Quote every line as written. Omit pictures.

Materials provided »
* * *

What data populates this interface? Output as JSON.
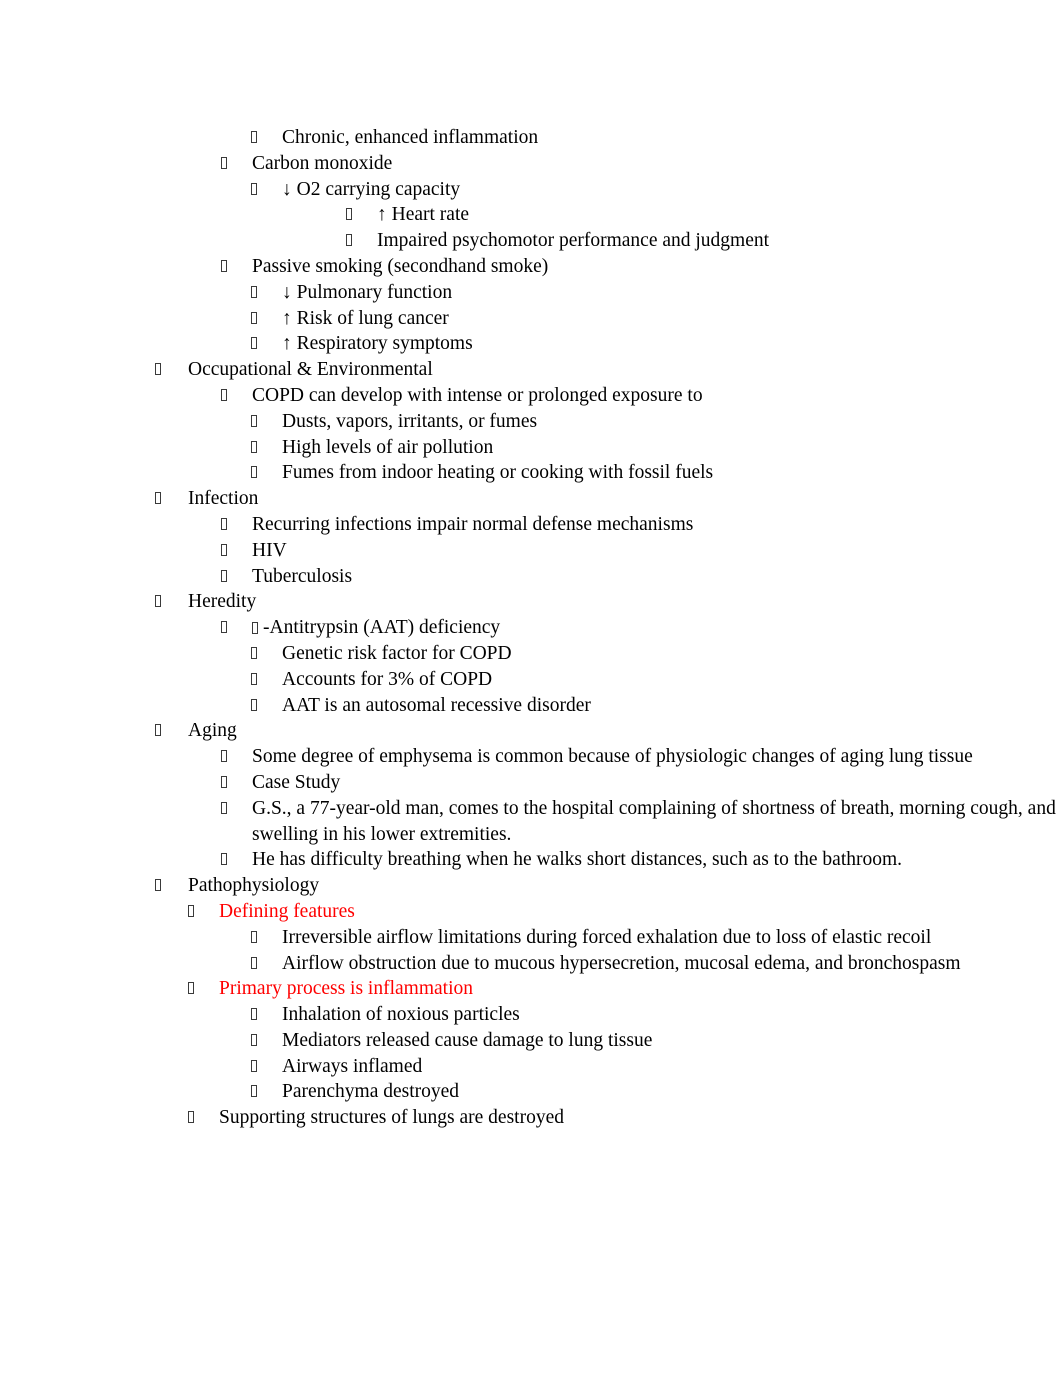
{
  "document": {
    "type": "outline-notes",
    "topic": "COPD",
    "background_color": "#FFFFFF",
    "text_color": "#000000",
    "accent_color": "#FF0000",
    "bullet_glyph": "missing-glyph-box"
  },
  "outline": [
    {
      "level": 3,
      "text": "Chronic, enhanced inflammation",
      "color": "#000000"
    },
    {
      "level": 2,
      "text": "Carbon monoxide",
      "color": "#000000"
    },
    {
      "level": 3,
      "text": "↓ O2 carrying capacity",
      "color": "#000000"
    },
    {
      "level": 4,
      "text": "↑ Heart rate",
      "color": "#000000"
    },
    {
      "level": 4,
      "text": "Impaired psychomotor performance and judgment",
      "color": "#000000"
    },
    {
      "level": 2,
      "text": "Passive smoking (secondhand smoke)",
      "color": "#000000"
    },
    {
      "level": 3,
      "text": "↓ Pulmonary function",
      "color": "#000000"
    },
    {
      "level": 3,
      "text": "↑ Risk of lung cancer",
      "color": "#000000"
    },
    {
      "level": 3,
      "text": "↑ Respiratory symptoms",
      "color": "#000000"
    },
    {
      "level": 1,
      "text": "Occupational & Environmental",
      "color": "#000000"
    },
    {
      "level": 2,
      "text": "COPD can develop with intense or prolonged exposure to",
      "color": "#000000"
    },
    {
      "level": 3,
      "text": "Dusts, vapors, irritants, or fumes",
      "color": "#000000"
    },
    {
      "level": 3,
      "text": "High levels of air pollution",
      "color": "#000000"
    },
    {
      "level": 3,
      "text": "Fumes from indoor heating or cooking with fossil fuels",
      "color": "#000000"
    },
    {
      "level": 1,
      "text": "Infection",
      "color": "#000000"
    },
    {
      "level": 2,
      "text": "Recurring infections impair normal defense mechanisms",
      "color": "#000000"
    },
    {
      "level": 2,
      "text": "HIV",
      "color": "#000000"
    },
    {
      "level": 2,
      "text": "Tuberculosis",
      "color": "#000000"
    },
    {
      "level": 1,
      "text": "Heredity",
      "color": "#000000"
    },
    {
      "level": 2,
      "text": "-Antitrypsin (AAT) deficiency",
      "color": "#000000",
      "leading_missing_glyph": true
    },
    {
      "level": 3,
      "text": "Genetic risk factor for COPD",
      "color": "#000000"
    },
    {
      "level": 3,
      "text": "Accounts for 3% of COPD",
      "color": "#000000"
    },
    {
      "level": 3,
      "text": "AAT is an autosomal recessive disorder",
      "color": "#000000"
    },
    {
      "level": 1,
      "text": "Aging",
      "color": "#000000"
    },
    {
      "level": 2,
      "text": "Some degree of emphysema is common because of physiologic changes of aging lung tissue",
      "color": "#000000"
    },
    {
      "level": 2,
      "text": "Case Study",
      "color": "#000000"
    },
    {
      "level": 2,
      "text": "G.S., a 77-year-old man, comes to the hospital complaining of shortness of breath, morning cough, and swelling in his lower extremities.",
      "color": "#000000"
    },
    {
      "level": 2,
      "text": "He has difficulty breathing when he walks short distances, such as to the bathroom.",
      "color": "#000000"
    },
    {
      "level": 1,
      "text": "Pathophysiology",
      "color": "#000000"
    },
    {
      "level": "2b",
      "text": "Defining features",
      "color": "#FF0000"
    },
    {
      "level": 3,
      "text": "Irreversible airflow limitations during forced exhalation due to loss of elastic recoil",
      "color": "#000000"
    },
    {
      "level": 3,
      "text": "Airflow obstruction due to mucous hypersecretion, mucosal edema, and bronchospasm",
      "color": "#000000"
    },
    {
      "level": "2b",
      "text": "Primary process is inflammation",
      "color": "#FF0000"
    },
    {
      "level": 3,
      "text": "Inhalation of noxious particles",
      "color": "#000000"
    },
    {
      "level": 3,
      "text": "Mediators released cause damage to lung tissue",
      "color": "#000000"
    },
    {
      "level": 3,
      "text": "Airways inflamed",
      "color": "#000000"
    },
    {
      "level": 3,
      "text": "Parenchyma destroyed",
      "color": "#000000"
    },
    {
      "level": "2b",
      "text": "Supporting structures of lungs are destroyed",
      "color": "#000000"
    }
  ]
}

* * *

Task solution »
What data populates this interface? Output as JSON.
{
  "document": {
    "type": "outline-notes",
    "topic": "COPD",
    "background_color": "#FFFFFF",
    "text_color": "#000000",
    "accent_color": "#FF0000",
    "bullet_glyph": "missing-glyph-box"
  },
  "outline": [
    {
      "level": 3,
      "text": "Chronic, enhanced inflammation",
      "color": "#000000"
    },
    {
      "level": 2,
      "text": "Carbon monoxide",
      "color": "#000000"
    },
    {
      "level": 3,
      "text": "↓ O2 carrying capacity",
      "color": "#000000"
    },
    {
      "level": 4,
      "text": "↑ Heart rate",
      "color": "#000000"
    },
    {
      "level": 4,
      "text": "Impaired psychomotor performance and judgment",
      "color": "#000000"
    },
    {
      "level": 2,
      "text": "Passive smoking (secondhand smoke)",
      "color": "#000000"
    },
    {
      "level": 3,
      "text": "↓ Pulmonary function",
      "color": "#000000"
    },
    {
      "level": 3,
      "text": "↑ Risk of lung cancer",
      "color": "#000000"
    },
    {
      "level": 3,
      "text": "↑ Respiratory symptoms",
      "color": "#000000"
    },
    {
      "level": 1,
      "text": "Occupational & Environmental",
      "color": "#000000"
    },
    {
      "level": 2,
      "text": "COPD can develop with intense or prolonged exposure to",
      "color": "#000000"
    },
    {
      "level": 3,
      "text": "Dusts, vapors, irritants, or fumes",
      "color": "#000000"
    },
    {
      "level": 3,
      "text": "High levels of air pollution",
      "color": "#000000"
    },
    {
      "level": 3,
      "text": "Fumes from indoor heating or cooking with fossil fuels",
      "color": "#000000"
    },
    {
      "level": 1,
      "text": "Infection",
      "color": "#000000"
    },
    {
      "level": 2,
      "text": "Recurring infections impair normal defense mechanisms",
      "color": "#000000"
    },
    {
      "level": 2,
      "text": "HIV",
      "color": "#000000"
    },
    {
      "level": 2,
      "text": "Tuberculosis",
      "color": "#000000"
    },
    {
      "level": 1,
      "text": "Heredity",
      "color": "#000000"
    },
    {
      "level": 2,
      "text": "-Antitrypsin (AAT) deficiency",
      "color": "#000000",
      "leading_missing_glyph": true
    },
    {
      "level": 3,
      "text": "Genetic risk factor for COPD",
      "color": "#000000"
    },
    {
      "level": 3,
      "text": "Accounts for 3% of COPD",
      "color": "#000000"
    },
    {
      "level": 3,
      "text": "AAT is an autosomal recessive disorder",
      "color": "#000000"
    },
    {
      "level": 1,
      "text": "Aging",
      "color": "#000000"
    },
    {
      "level": 2,
      "text": "Some degree of emphysema is common because of physiologic changes of aging lung tissue",
      "color": "#000000"
    },
    {
      "level": 2,
      "text": "Case Study",
      "color": "#000000"
    },
    {
      "level": 2,
      "text": "G.S., a 77-year-old man, comes to the hospital complaining of shortness of breath, morning cough, and swelling in his lower extremities.",
      "color": "#000000"
    },
    {
      "level": 2,
      "text": "He has difficulty breathing when he walks short distances, such as to the bathroom.",
      "color": "#000000"
    },
    {
      "level": 1,
      "text": "Pathophysiology",
      "color": "#000000"
    },
    {
      "level": "2b",
      "text": "Defining features",
      "color": "#FF0000"
    },
    {
      "level": 3,
      "text": "Irreversible airflow limitations during forced exhalation due to loss of elastic recoil",
      "color": "#000000"
    },
    {
      "level": 3,
      "text": "Airflow obstruction due to mucous hypersecretion, mucosal edema, and bronchospasm",
      "color": "#000000"
    },
    {
      "level": "2b",
      "text": "Primary process is inflammation",
      "color": "#FF0000"
    },
    {
      "level": 3,
      "text": "Inhalation of noxious particles",
      "color": "#000000"
    },
    {
      "level": 3,
      "text": "Mediators released cause damage to lung tissue",
      "color": "#000000"
    },
    {
      "level": 3,
      "text": "Airways inflamed",
      "color": "#000000"
    },
    {
      "level": 3,
      "text": "Parenchyma destroyed",
      "color": "#000000"
    },
    {
      "level": "2b",
      "text": "Supporting structures of lungs are destroyed",
      "color": "#000000"
    }
  ]
}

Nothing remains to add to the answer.